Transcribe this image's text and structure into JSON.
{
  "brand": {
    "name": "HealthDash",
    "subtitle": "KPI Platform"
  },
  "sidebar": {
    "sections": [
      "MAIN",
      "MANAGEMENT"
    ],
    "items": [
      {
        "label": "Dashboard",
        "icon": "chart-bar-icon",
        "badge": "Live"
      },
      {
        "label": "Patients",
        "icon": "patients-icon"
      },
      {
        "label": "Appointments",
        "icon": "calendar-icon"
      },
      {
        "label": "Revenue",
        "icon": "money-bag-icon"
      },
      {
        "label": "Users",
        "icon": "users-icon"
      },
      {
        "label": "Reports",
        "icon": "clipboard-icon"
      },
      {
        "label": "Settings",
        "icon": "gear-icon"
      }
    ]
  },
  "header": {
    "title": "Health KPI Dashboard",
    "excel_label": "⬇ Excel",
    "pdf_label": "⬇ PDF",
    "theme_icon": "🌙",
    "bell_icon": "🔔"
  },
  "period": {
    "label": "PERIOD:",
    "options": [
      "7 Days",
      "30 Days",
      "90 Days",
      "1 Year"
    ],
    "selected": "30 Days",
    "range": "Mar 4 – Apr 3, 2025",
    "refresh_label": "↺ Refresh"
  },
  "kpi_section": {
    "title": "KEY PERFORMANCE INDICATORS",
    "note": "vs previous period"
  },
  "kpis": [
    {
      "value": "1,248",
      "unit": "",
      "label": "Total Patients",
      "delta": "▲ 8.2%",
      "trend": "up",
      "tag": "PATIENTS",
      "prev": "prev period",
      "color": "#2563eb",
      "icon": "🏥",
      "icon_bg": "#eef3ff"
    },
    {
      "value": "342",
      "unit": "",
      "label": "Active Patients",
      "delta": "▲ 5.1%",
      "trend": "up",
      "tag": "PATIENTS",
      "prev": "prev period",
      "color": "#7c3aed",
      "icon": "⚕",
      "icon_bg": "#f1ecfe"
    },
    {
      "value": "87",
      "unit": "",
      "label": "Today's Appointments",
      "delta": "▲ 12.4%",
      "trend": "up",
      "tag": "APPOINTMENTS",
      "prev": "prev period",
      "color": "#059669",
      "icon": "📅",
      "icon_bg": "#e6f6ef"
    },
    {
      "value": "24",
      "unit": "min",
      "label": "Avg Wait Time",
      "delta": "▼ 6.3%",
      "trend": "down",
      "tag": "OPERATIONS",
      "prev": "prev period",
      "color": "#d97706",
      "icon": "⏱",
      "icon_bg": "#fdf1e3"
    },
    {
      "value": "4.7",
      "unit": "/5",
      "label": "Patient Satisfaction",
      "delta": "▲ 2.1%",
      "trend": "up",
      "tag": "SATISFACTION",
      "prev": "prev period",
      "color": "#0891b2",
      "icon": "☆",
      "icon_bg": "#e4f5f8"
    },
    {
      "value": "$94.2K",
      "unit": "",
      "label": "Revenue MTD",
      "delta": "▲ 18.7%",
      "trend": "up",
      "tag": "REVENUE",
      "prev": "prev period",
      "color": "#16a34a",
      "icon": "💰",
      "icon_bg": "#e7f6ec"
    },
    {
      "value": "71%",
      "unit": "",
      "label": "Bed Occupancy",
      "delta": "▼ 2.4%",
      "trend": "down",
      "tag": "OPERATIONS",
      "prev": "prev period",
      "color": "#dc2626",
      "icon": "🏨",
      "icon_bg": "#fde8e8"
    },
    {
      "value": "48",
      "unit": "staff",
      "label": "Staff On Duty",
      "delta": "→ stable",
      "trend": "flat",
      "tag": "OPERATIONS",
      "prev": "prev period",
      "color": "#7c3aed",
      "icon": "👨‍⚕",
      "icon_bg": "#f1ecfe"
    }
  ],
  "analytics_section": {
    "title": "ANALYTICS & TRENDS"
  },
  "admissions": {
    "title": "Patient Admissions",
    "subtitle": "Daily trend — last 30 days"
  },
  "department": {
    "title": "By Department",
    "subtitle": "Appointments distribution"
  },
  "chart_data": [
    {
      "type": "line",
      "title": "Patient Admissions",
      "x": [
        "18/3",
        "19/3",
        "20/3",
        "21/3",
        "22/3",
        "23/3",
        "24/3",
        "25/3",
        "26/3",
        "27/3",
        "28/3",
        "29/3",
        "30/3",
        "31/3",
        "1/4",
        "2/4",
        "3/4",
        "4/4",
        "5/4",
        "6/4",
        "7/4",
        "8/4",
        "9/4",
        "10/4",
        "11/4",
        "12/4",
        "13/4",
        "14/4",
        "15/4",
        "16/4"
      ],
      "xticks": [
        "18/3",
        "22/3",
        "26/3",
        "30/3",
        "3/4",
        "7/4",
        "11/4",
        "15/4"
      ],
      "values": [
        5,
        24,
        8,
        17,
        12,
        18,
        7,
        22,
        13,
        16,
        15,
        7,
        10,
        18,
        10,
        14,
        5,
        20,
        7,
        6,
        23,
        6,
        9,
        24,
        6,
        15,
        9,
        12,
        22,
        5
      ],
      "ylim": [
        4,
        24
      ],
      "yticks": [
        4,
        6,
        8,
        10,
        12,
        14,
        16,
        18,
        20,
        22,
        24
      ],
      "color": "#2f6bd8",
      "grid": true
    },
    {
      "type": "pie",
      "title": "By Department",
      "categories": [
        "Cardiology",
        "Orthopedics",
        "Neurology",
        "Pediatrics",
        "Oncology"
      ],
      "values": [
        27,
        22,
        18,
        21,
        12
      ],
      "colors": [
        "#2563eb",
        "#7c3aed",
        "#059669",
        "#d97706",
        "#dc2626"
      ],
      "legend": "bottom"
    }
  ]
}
----------------------------------------
[ASSIGNED TASK]: Say each line again exactly as it appears above.

[SOLUTION TO THE EXERCISE]:
Transcribe this image's text and structure into JSON.
{
  "brand": {
    "name": "HealthDash",
    "subtitle": "KPI Platform"
  },
  "sidebar": {
    "sections": [
      "MAIN",
      "MANAGEMENT"
    ],
    "items": [
      {
        "label": "Dashboard",
        "icon": "chart-bar-icon",
        "badge": "Live"
      },
      {
        "label": "Patients",
        "icon": "patients-icon"
      },
      {
        "label": "Appointments",
        "icon": "calendar-icon"
      },
      {
        "label": "Revenue",
        "icon": "money-bag-icon"
      },
      {
        "label": "Users",
        "icon": "users-icon"
      },
      {
        "label": "Reports",
        "icon": "clipboard-icon"
      },
      {
        "label": "Settings",
        "icon": "gear-icon"
      }
    ]
  },
  "header": {
    "title": "Health KPI Dashboard",
    "excel_label": "⬇ Excel",
    "pdf_label": "⬇ PDF",
    "theme_icon": "🌙",
    "bell_icon": "🔔"
  },
  "period": {
    "label": "PERIOD:",
    "options": [
      "7 Days",
      "30 Days",
      "90 Days",
      "1 Year"
    ],
    "selected": "30 Days",
    "range": "Mar 4 – Apr 3, 2025",
    "refresh_label": "↺ Refresh"
  },
  "kpi_section": {
    "title": "KEY PERFORMANCE INDICATORS",
    "note": "vs previous period"
  },
  "kpis": [
    {
      "value": "1,248",
      "unit": "",
      "label": "Total Patients",
      "delta": "▲ 8.2%",
      "trend": "up",
      "tag": "PATIENTS",
      "prev": "prev period",
      "color": "#2563eb",
      "icon": "🏥",
      "icon_bg": "#eef3ff"
    },
    {
      "value": "342",
      "unit": "",
      "label": "Active Patients",
      "delta": "▲ 5.1%",
      "trend": "up",
      "tag": "PATIENTS",
      "prev": "prev period",
      "color": "#7c3aed",
      "icon": "⚕",
      "icon_bg": "#f1ecfe"
    },
    {
      "value": "87",
      "unit": "",
      "label": "Today's Appointments",
      "delta": "▲ 12.4%",
      "trend": "up",
      "tag": "APPOINTMENTS",
      "prev": "prev period",
      "color": "#059669",
      "icon": "📅",
      "icon_bg": "#e6f6ef"
    },
    {
      "value": "24",
      "unit": "min",
      "label": "Avg Wait Time",
      "delta": "▼ 6.3%",
      "trend": "down",
      "tag": "OPERATIONS",
      "prev": "prev period",
      "color": "#d97706",
      "icon": "⏱",
      "icon_bg": "#fdf1e3"
    },
    {
      "value": "4.7",
      "unit": "/5",
      "label": "Patient Satisfaction",
      "delta": "▲ 2.1%",
      "trend": "up",
      "tag": "SATISFACTION",
      "prev": "prev period",
      "color": "#0891b2",
      "icon": "☆",
      "icon_bg": "#e4f5f8"
    },
    {
      "value": "$94.2K",
      "unit": "",
      "label": "Revenue MTD",
      "delta": "▲ 18.7%",
      "trend": "up",
      "tag": "REVENUE",
      "prev": "prev period",
      "color": "#16a34a",
      "icon": "💰",
      "icon_bg": "#e7f6ec"
    },
    {
      "value": "71%",
      "unit": "",
      "label": "Bed Occupancy",
      "delta": "▼ 2.4%",
      "trend": "down",
      "tag": "OPERATIONS",
      "prev": "prev period",
      "color": "#dc2626",
      "icon": "🏨",
      "icon_bg": "#fde8e8"
    },
    {
      "value": "48",
      "unit": "staff",
      "label": "Staff On Duty",
      "delta": "→ stable",
      "trend": "flat",
      "tag": "OPERATIONS",
      "prev": "prev period",
      "color": "#7c3aed",
      "icon": "👨‍⚕",
      "icon_bg": "#f1ecfe"
    }
  ],
  "analytics_section": {
    "title": "ANALYTICS & TRENDS"
  },
  "admissions": {
    "title": "Patient Admissions",
    "subtitle": "Daily trend — last 30 days"
  },
  "department": {
    "title": "By Department",
    "subtitle": "Appointments distribution"
  },
  "chart_data": [
    {
      "type": "line",
      "title": "Patient Admissions",
      "x": [
        "18/3",
        "19/3",
        "20/3",
        "21/3",
        "22/3",
        "23/3",
        "24/3",
        "25/3",
        "26/3",
        "27/3",
        "28/3",
        "29/3",
        "30/3",
        "31/3",
        "1/4",
        "2/4",
        "3/4",
        "4/4",
        "5/4",
        "6/4",
        "7/4",
        "8/4",
        "9/4",
        "10/4",
        "11/4",
        "12/4",
        "13/4",
        "14/4",
        "15/4",
        "16/4"
      ],
      "xticks": [
        "18/3",
        "22/3",
        "26/3",
        "30/3",
        "3/4",
        "7/4",
        "11/4",
        "15/4"
      ],
      "values": [
        5,
        24,
        8,
        17,
        12,
        18,
        7,
        22,
        13,
        16,
        15,
        7,
        10,
        18,
        10,
        14,
        5,
        20,
        7,
        6,
        23,
        6,
        9,
        24,
        6,
        15,
        9,
        12,
        22,
        5
      ],
      "ylim": [
        4,
        24
      ],
      "yticks": [
        4,
        6,
        8,
        10,
        12,
        14,
        16,
        18,
        20,
        22,
        24
      ],
      "color": "#2f6bd8",
      "grid": true
    },
    {
      "type": "pie",
      "title": "By Department",
      "categories": [
        "Cardiology",
        "Orthopedics",
        "Neurology",
        "Pediatrics",
        "Oncology"
      ],
      "values": [
        27,
        22,
        18,
        21,
        12
      ],
      "colors": [
        "#2563eb",
        "#7c3aed",
        "#059669",
        "#d97706",
        "#dc2626"
      ],
      "legend": "bottom"
    }
  ]
}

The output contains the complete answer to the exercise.